OBJECTIVE
Copy out all lines that hold "plain".

PROVIDED MATERIAL
* BEGIN *

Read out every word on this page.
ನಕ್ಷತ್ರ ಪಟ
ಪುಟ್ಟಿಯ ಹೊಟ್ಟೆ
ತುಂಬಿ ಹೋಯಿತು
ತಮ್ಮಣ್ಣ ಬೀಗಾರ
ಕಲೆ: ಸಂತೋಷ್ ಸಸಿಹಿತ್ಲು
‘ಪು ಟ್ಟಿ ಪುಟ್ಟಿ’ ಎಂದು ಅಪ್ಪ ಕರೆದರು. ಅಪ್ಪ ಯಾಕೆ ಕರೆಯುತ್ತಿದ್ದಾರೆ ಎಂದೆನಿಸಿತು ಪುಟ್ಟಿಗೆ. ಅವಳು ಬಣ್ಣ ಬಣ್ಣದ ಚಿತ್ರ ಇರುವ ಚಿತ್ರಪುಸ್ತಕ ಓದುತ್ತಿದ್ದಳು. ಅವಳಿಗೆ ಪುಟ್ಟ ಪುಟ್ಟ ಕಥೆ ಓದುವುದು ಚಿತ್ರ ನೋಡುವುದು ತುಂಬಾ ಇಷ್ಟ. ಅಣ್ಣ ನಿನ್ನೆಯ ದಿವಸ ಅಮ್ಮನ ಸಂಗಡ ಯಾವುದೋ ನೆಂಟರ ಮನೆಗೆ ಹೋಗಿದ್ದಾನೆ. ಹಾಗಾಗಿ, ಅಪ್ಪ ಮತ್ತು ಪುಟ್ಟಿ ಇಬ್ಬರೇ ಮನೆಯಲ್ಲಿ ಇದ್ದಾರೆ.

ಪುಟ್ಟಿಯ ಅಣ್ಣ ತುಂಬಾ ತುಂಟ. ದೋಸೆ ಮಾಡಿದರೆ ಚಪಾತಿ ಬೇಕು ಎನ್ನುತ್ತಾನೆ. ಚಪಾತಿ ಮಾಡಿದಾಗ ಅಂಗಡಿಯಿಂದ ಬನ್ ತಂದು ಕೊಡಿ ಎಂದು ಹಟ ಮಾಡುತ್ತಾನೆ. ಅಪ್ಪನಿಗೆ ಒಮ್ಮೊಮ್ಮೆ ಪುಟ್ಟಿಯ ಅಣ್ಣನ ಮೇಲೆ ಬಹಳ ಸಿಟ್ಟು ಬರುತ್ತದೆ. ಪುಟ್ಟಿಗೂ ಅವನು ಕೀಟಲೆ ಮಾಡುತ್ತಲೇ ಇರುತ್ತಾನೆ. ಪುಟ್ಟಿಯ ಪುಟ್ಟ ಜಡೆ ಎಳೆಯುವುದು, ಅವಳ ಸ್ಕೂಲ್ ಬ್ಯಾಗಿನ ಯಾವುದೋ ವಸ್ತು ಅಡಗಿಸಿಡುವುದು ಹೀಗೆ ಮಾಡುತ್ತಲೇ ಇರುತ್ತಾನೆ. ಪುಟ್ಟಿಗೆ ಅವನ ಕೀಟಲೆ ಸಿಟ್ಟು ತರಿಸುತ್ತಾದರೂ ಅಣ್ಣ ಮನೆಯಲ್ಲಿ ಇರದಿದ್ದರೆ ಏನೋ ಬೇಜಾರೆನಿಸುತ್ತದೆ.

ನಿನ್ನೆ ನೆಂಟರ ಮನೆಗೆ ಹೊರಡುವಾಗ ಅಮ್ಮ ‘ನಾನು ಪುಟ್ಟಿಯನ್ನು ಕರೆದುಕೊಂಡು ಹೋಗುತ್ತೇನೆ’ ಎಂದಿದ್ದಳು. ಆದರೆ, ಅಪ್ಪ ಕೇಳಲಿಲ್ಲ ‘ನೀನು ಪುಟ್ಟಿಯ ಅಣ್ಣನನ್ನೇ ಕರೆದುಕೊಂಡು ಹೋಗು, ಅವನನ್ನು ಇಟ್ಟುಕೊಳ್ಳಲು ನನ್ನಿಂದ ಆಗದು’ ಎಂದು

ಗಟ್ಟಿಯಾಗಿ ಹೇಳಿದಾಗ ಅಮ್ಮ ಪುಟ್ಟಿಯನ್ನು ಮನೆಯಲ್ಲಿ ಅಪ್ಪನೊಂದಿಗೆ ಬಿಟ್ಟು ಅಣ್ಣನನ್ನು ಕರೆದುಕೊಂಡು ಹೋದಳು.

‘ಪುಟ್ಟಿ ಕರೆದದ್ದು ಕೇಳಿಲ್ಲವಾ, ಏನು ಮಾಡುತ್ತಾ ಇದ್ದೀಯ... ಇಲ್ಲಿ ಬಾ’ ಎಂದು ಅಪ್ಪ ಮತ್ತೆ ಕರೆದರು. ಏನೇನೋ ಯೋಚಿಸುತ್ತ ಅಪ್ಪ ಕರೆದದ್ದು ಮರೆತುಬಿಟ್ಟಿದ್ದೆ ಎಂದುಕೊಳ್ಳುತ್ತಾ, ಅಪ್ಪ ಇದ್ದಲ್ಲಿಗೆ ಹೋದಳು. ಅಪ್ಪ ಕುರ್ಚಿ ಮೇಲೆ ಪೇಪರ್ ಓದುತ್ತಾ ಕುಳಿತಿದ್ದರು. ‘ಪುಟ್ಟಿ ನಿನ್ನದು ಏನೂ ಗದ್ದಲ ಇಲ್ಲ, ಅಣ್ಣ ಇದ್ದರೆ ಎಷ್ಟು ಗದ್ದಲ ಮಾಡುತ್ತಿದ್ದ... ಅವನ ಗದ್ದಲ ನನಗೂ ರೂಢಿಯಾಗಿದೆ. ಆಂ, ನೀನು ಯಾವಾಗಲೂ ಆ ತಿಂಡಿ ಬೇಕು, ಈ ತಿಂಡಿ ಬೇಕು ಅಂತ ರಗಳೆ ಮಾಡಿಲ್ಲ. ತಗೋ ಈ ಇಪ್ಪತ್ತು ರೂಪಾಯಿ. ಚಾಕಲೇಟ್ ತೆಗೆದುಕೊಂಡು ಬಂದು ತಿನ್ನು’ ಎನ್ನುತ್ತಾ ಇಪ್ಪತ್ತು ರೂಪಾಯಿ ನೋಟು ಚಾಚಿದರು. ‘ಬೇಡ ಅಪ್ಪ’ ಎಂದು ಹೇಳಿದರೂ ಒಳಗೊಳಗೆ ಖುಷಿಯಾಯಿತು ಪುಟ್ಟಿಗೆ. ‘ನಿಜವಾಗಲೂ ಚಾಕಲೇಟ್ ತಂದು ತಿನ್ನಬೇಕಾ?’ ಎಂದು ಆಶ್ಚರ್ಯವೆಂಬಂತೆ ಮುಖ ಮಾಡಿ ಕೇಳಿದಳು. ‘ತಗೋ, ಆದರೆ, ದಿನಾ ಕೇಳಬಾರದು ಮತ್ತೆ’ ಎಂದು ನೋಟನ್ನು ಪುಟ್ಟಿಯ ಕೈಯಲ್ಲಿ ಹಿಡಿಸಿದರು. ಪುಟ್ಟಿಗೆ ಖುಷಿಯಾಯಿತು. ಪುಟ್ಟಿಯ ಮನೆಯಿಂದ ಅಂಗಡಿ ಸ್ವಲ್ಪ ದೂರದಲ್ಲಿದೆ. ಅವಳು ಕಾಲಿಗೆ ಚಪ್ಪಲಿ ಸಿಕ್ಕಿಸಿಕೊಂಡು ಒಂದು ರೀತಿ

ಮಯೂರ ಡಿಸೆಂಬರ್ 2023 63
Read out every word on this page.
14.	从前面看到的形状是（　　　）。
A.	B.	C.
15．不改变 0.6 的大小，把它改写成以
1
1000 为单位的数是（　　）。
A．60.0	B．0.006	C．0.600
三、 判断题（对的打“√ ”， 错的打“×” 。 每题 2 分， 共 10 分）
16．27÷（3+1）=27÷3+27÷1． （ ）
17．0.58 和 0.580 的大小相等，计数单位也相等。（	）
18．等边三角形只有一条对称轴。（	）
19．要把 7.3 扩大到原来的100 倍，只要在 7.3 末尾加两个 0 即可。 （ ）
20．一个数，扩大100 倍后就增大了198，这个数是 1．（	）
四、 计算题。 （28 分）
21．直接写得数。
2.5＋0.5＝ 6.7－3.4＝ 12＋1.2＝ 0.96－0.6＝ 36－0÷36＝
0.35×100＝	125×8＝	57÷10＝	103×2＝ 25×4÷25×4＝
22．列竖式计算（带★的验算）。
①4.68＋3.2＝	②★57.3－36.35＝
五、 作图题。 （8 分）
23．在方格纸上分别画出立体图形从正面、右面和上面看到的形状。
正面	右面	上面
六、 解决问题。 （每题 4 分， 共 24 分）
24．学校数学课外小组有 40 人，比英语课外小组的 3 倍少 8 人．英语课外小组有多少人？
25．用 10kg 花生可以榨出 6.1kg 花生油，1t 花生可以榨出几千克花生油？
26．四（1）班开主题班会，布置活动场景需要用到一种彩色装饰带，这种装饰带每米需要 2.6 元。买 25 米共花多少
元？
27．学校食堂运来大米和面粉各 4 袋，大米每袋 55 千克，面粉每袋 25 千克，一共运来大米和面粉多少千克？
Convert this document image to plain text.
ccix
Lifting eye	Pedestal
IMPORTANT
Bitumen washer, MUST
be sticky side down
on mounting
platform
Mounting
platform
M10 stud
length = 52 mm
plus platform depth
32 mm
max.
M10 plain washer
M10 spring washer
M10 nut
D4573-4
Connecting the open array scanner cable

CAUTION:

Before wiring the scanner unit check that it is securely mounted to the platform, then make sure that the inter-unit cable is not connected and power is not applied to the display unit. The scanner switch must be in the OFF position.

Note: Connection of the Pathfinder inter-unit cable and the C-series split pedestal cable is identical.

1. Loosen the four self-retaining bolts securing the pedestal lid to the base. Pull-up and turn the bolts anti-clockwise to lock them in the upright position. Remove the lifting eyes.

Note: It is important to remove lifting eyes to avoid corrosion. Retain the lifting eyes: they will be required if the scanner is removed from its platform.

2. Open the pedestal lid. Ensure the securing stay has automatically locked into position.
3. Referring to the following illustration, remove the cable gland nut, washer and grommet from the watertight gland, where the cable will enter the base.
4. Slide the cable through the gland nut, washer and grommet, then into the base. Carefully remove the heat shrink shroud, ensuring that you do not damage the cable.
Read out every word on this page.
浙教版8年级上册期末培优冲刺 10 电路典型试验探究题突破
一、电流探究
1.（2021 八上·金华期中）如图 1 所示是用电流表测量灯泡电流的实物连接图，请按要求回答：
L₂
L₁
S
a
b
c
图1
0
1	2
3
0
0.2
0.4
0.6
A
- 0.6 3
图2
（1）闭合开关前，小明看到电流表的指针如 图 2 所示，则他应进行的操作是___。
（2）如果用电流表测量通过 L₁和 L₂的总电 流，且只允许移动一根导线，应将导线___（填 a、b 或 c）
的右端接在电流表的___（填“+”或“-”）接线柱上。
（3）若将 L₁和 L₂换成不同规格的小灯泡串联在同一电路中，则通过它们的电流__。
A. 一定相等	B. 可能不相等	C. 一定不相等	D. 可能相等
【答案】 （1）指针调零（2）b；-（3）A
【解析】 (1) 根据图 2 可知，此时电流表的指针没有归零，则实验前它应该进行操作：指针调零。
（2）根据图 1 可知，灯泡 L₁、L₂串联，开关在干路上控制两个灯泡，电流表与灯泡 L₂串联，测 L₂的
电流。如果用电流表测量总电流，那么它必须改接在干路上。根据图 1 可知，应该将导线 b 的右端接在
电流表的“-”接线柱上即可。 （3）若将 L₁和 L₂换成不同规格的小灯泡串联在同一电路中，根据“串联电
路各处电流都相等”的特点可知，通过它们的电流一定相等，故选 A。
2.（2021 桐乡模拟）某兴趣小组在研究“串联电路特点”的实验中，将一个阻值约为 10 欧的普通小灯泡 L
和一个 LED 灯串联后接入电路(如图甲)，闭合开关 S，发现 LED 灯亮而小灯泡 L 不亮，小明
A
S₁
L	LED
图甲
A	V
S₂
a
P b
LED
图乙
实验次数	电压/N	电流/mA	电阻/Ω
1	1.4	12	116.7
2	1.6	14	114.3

* END *

RESPONSE BELOW
Convert this document image to plain text.
M10 plain washer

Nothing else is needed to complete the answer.